**Directions for this task**
Omit all pictures. Copy the rest of the material exactly.

— START —

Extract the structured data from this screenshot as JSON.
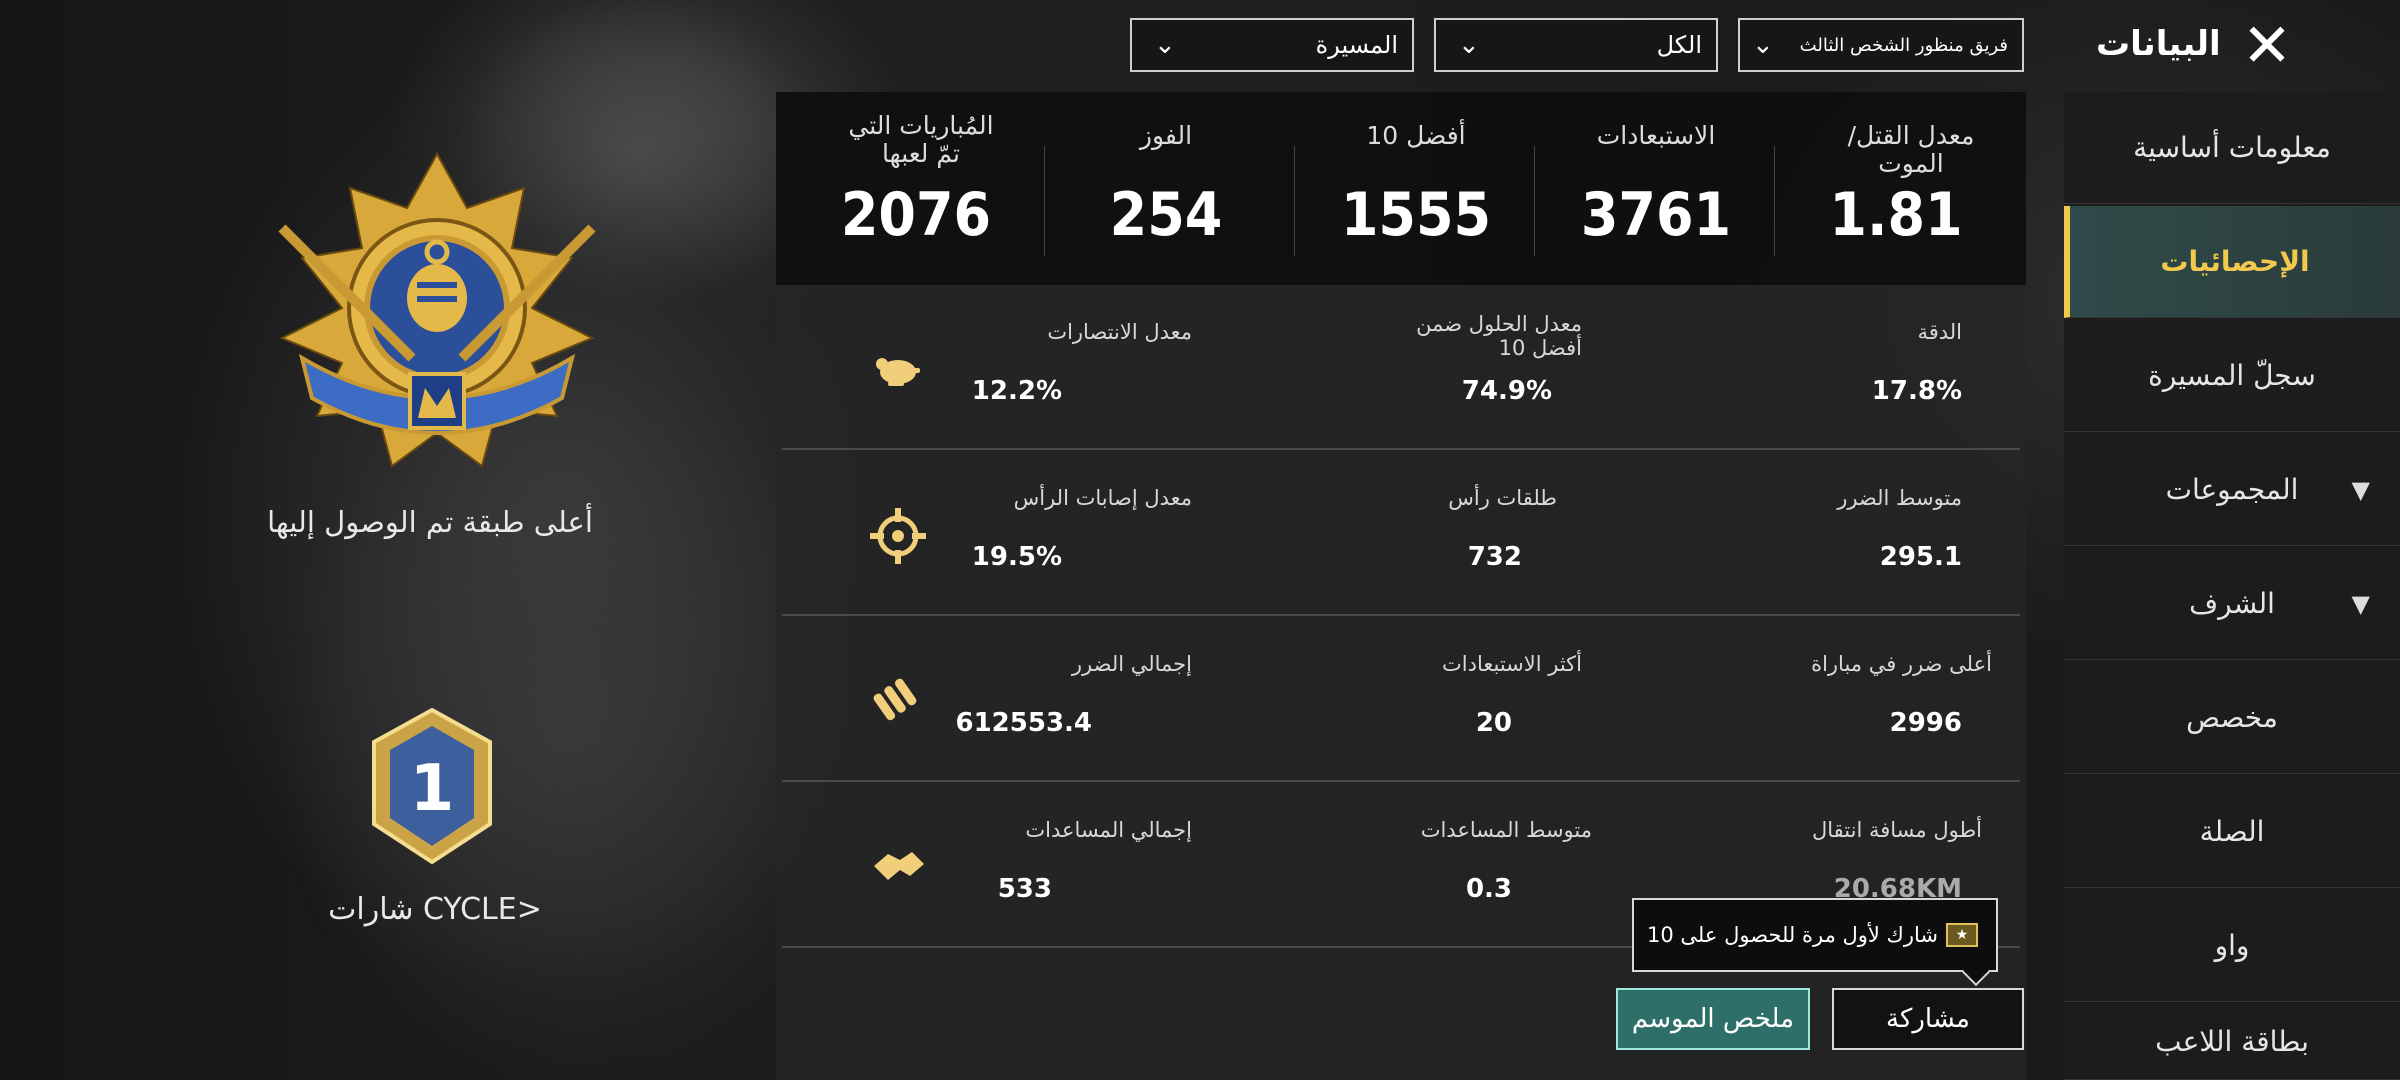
{
  "header": {
    "title": "البيانات",
    "close_icon": "close-icon",
    "dropdowns": [
      {
        "label": "فريق منظور الشخص الثالث"
      },
      {
        "label": "الكل"
      },
      {
        "label": "المسيرة"
      }
    ]
  },
  "sidebar": {
    "items": [
      {
        "label": "معلومات أساسية"
      },
      {
        "label": "الإحصائيات",
        "active": true
      },
      {
        "label": "سجلّ المسيرة"
      },
      {
        "label": "المجموعات",
        "expandable": true
      },
      {
        "label": "الشرف",
        "expandable": true
      },
      {
        "label": "مخصص"
      },
      {
        "label": "الصلة"
      },
      {
        "label": "واو"
      },
      {
        "label": "بطاقة اللاعب"
      }
    ]
  },
  "summary": [
    {
      "label": "معدل القتل/ الموت",
      "value": "1.81"
    },
    {
      "label": "الاستبعادات",
      "value": "3761"
    },
    {
      "label": "أفضل 10",
      "value": "1555"
    },
    {
      "label": "الفوز",
      "value": "254"
    },
    {
      "label": "المُباريات التي تمّ لعبها",
      "value": "2076"
    }
  ],
  "rows": [
    {
      "icon": "chicken-icon",
      "stats": [
        {
          "label": "الدقة",
          "value": "17.8%"
        },
        {
          "label": "معدل الحلول ضمن أفضل 10",
          "value": "74.9%"
        },
        {
          "label": "معدل الانتصارات",
          "value": "12.2%"
        }
      ]
    },
    {
      "icon": "crosshair-icon",
      "stats": [
        {
          "label": "متوسط الضرر",
          "value": "295.1"
        },
        {
          "label": "طلقات رأس",
          "value": "732"
        },
        {
          "label": "معدل إصابات الرأس",
          "value": "19.5%"
        }
      ]
    },
    {
      "icon": "bullets-icon",
      "stats": [
        {
          "label": "أعلى ضرر في مباراة",
          "value": "2996"
        },
        {
          "label": "أكثر الاستبعادات",
          "value": "20"
        },
        {
          "label": "إجمالي الضرر",
          "value": "612553.4"
        }
      ]
    },
    {
      "icon": "handshake-icon",
      "stats": [
        {
          "label": "أطول مسافة انتقال",
          "value": "20.68KM"
        },
        {
          "label": "متوسط المساعدات",
          "value": "0.3"
        },
        {
          "label": "إجمالي المساعدات",
          "value": "533"
        }
      ]
    }
  ],
  "left": {
    "tier_caption": "أعلى طبقة تم الوصول إليها",
    "cycle_caption": "شارات CYCLE>",
    "cycle_number": "1"
  },
  "footer": {
    "tooltip": "شارك لأول مرة للحصول على 10",
    "share_button": "مشاركة",
    "season_button": "ملخص الموسم"
  },
  "colors": {
    "accent": "#f2c94c",
    "season_btn": "#2f6f69"
  }
}
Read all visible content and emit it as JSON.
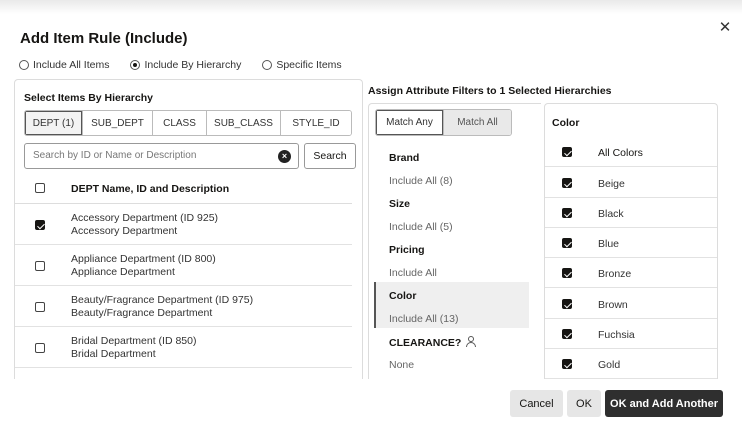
{
  "dialog": {
    "title": "Add Item Rule (Include)",
    "close_glyph": "✕"
  },
  "scope_options": [
    {
      "label": "Include All Items",
      "selected": false
    },
    {
      "label": "Include By Hierarchy",
      "selected": true
    },
    {
      "label": "Specific Items",
      "selected": false
    }
  ],
  "hierarchy": {
    "title": "Select Items By Hierarchy",
    "tabs": [
      {
        "label": "DEPT (1)",
        "active": true
      },
      {
        "label": "SUB_DEPT",
        "active": false
      },
      {
        "label": "CLASS",
        "active": false
      },
      {
        "label": "SUB_CLASS",
        "active": false
      },
      {
        "label": "STYLE_ID",
        "active": false
      }
    ],
    "search_placeholder": "Search by ID or Name or Description",
    "search_button": "Search",
    "list_header": "DEPT Name, ID and Description",
    "rows": [
      {
        "line1": "Accessory Department (ID 925)",
        "line2": "Accessory Department",
        "checked": true
      },
      {
        "line1": "Appliance Department (ID 800)",
        "line2": "Appliance Department",
        "checked": false
      },
      {
        "line1": "Beauty/Fragrance Department (ID 975)",
        "line2": "Beauty/Fragrance Department",
        "checked": false
      },
      {
        "line1": "Bridal Department (ID 850)",
        "line2": "Bridal Department",
        "checked": false
      }
    ]
  },
  "attributes": {
    "title": "Assign Attribute Filters to 1 Selected Hierarchies",
    "match_any": "Match Any",
    "match_all": "Match All",
    "items": [
      {
        "name": "Brand",
        "value": "Include All (8)",
        "selected": false
      },
      {
        "name": "Size",
        "value": "Include All (5)",
        "selected": false
      },
      {
        "name": "Pricing",
        "value": "Include All",
        "selected": false
      },
      {
        "name": "Color",
        "value": "Include All (13)",
        "selected": true
      },
      {
        "name": "CLEARANCE?",
        "value": "None",
        "selected": false
      }
    ]
  },
  "colors": {
    "title": "Color",
    "all_label": "All Colors",
    "items": [
      "Beige",
      "Black",
      "Blue",
      "Bronze",
      "Brown",
      "Fuchsia",
      "Gold"
    ]
  },
  "footer": {
    "cancel": "Cancel",
    "ok": "OK",
    "ok_add": "OK and Add Another"
  }
}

— END —

**Final result**
Extract the structured data from this screenshot as JSON.
{
  "header": {
    "title": "البيانات",
    "close_icon": "close-icon",
    "dropdowns": [
      {
        "label": "فريق منظور الشخص الثالث"
      },
      {
        "label": "الكل"
      },
      {
        "label": "المسيرة"
      }
    ]
  },
  "sidebar": {
    "items": [
      {
        "label": "معلومات أساسية"
      },
      {
        "label": "الإحصائيات",
        "active": true
      },
      {
        "label": "سجلّ المسيرة"
      },
      {
        "label": "المجموعات",
        "expandable": true
      },
      {
        "label": "الشرف",
        "expandable": true
      },
      {
        "label": "مخصص"
      },
      {
        "label": "الصلة"
      },
      {
        "label": "واو"
      },
      {
        "label": "بطاقة اللاعب"
      }
    ]
  },
  "summary": [
    {
      "label": "معدل القتل/ الموت",
      "value": "1.81"
    },
    {
      "label": "الاستبعادات",
      "value": "3761"
    },
    {
      "label": "أفضل 10",
      "value": "1555"
    },
    {
      "label": "الفوز",
      "value": "254"
    },
    {
      "label": "المُباريات التي تمّ لعبها",
      "value": "2076"
    }
  ],
  "rows": [
    {
      "icon": "chicken-icon",
      "stats": [
        {
          "label": "الدقة",
          "value": "17.8%"
        },
        {
          "label": "معدل الحلول ضمن أفضل 10",
          "value": "74.9%"
        },
        {
          "label": "معدل الانتصارات",
          "value": "12.2%"
        }
      ]
    },
    {
      "icon": "crosshair-icon",
      "stats": [
        {
          "label": "متوسط الضرر",
          "value": "295.1"
        },
        {
          "label": "طلقات رأس",
          "value": "732"
        },
        {
          "label": "معدل إصابات الرأس",
          "value": "19.5%"
        }
      ]
    },
    {
      "icon": "bullets-icon",
      "stats": [
        {
          "label": "أعلى ضرر في مباراة",
          "value": "2996"
        },
        {
          "label": "أكثر الاستبعادات",
          "value": "20"
        },
        {
          "label": "إجمالي الضرر",
          "value": "612553.4"
        }
      ]
    },
    {
      "icon": "handshake-icon",
      "stats": [
        {
          "label": "أطول مسافة انتقال",
          "value": "20.68KM"
        },
        {
          "label": "متوسط المساعدات",
          "value": "0.3"
        },
        {
          "label": "إجمالي المساعدات",
          "value": "533"
        }
      ]
    }
  ],
  "left": {
    "tier_caption": "أعلى طبقة تم الوصول إليها",
    "cycle_caption": "شارات CYCLE>",
    "cycle_number": "1"
  },
  "footer": {
    "tooltip": "شارك لأول مرة للحصول على 10",
    "share_button": "مشاركة",
    "season_button": "ملخص الموسم"
  },
  "colors": {
    "accent": "#f2c94c",
    "season_btn": "#2f6f69"
  }
}
Read all visible content and emit it as JSON.
{
  "dialog": {
    "title": "Add Item Rule (Include)",
    "close_glyph": "✕"
  },
  "scope_options": [
    {
      "label": "Include All Items",
      "selected": false
    },
    {
      "label": "Include By Hierarchy",
      "selected": true
    },
    {
      "label": "Specific Items",
      "selected": false
    }
  ],
  "hierarchy": {
    "title": "Select Items By Hierarchy",
    "tabs": [
      {
        "label": "DEPT (1)",
        "active": true
      },
      {
        "label": "SUB_DEPT",
        "active": false
      },
      {
        "label": "CLASS",
        "active": false
      },
      {
        "label": "SUB_CLASS",
        "active": false
      },
      {
        "label": "STYLE_ID",
        "active": false
      }
    ],
    "search_placeholder": "Search by ID or Name or Description",
    "search_button": "Search",
    "list_header": "DEPT Name, ID and Description",
    "rows": [
      {
        "line1": "Accessory Department (ID 925)",
        "line2": "Accessory Department",
        "checked": true
      },
      {
        "line1": "Appliance Department (ID 800)",
        "line2": "Appliance Department",
        "checked": false
      },
      {
        "line1": "Beauty/Fragrance Department (ID 975)",
        "line2": "Beauty/Fragrance Department",
        "checked": false
      },
      {
        "line1": "Bridal Department (ID 850)",
        "line2": "Bridal Department",
        "checked": false
      }
    ]
  },
  "attributes": {
    "title": "Assign Attribute Filters to 1 Selected Hierarchies",
    "match_any": "Match Any",
    "match_all": "Match All",
    "items": [
      {
        "name": "Brand",
        "value": "Include All (8)",
        "selected": false
      },
      {
        "name": "Size",
        "value": "Include All (5)",
        "selected": false
      },
      {
        "name": "Pricing",
        "value": "Include All",
        "selected": false
      },
      {
        "name": "Color",
        "value": "Include All (13)",
        "selected": true
      },
      {
        "name": "CLEARANCE?",
        "value": "None",
        "selected": false
      }
    ]
  },
  "colors": {
    "title": "Color",
    "all_label": "All Colors",
    "items": [
      "Beige",
      "Black",
      "Blue",
      "Bronze",
      "Brown",
      "Fuchsia",
      "Gold"
    ]
  },
  "footer": {
    "cancel": "Cancel",
    "ok": "OK",
    "ok_add": "OK and Add Another"
  }
}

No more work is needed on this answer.